(Given request):
Can you retype every record below exactly as written?

[Source data]
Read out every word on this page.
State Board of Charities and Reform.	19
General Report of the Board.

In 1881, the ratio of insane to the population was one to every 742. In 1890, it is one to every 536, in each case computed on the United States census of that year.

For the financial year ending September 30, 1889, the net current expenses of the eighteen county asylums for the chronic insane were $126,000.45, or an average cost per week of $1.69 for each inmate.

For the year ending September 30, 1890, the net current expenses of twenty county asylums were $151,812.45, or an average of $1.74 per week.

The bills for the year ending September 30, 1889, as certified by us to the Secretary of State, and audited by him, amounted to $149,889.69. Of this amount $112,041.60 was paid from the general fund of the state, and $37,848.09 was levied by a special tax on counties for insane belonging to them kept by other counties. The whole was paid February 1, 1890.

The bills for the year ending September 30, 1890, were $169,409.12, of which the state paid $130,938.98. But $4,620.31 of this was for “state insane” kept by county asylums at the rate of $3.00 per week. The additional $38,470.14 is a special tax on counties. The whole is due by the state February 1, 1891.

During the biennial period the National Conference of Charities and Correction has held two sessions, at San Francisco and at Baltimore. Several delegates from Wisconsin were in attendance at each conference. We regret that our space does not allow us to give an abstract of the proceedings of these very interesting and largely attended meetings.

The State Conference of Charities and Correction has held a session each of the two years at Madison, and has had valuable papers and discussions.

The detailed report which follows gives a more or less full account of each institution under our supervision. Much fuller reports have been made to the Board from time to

(The response):
Read out every word on this page.
State Board of Charities and Reform.	19
General Report of the Board.

In 1881, the ratio of insane to the population was one to every 742. In 1890, it is one to every 536, in each case computed on the United States census of that year.

For the financial year ending September 30, 1889, the net current expenses of the eighteen county asylums for the chronic insane were $126,000.45, or an average cost per week of $1.69 for each inmate.

For the year ending September 30, 1890, the net current expenses of twenty county asylums were $151,812.45, or an average of $1.74 per week.

The bills for the year ending September 30, 1889, as certified by us to the Secretary of State, and audited by him, amounted to $149,889.69. Of this amount $112,041.60 was paid from the general fund of the state, and $37,848.09 was levied by a special tax on counties for insane belonging to them kept by other counties. The whole was paid February 1, 1890.

The bills for the year ending September 30, 1890, were $169,409.12, of which the state paid $130,938.98. But $4,620.31 of this was for “state insane” kept by county asylums at the rate of $3.00 per week. The additional $38,470.14 is a special tax on counties. The whole is due by the state February 1, 1891.

During the biennial period the National Conference of Charities and Correction has held two sessions, at San Francisco and at Baltimore. Several delegates from Wisconsin were in attendance at each conference. We regret that our space does not allow us to give an abstract of the proceedings of these very interesting and largely attended meetings.

The State Conference of Charities and Correction has held a session each of the two years at Madison, and has had valuable papers and discussions.

The detailed report which follows gives a more or less full account of each institution under our supervision. Much fuller reports have been made to the Board from time to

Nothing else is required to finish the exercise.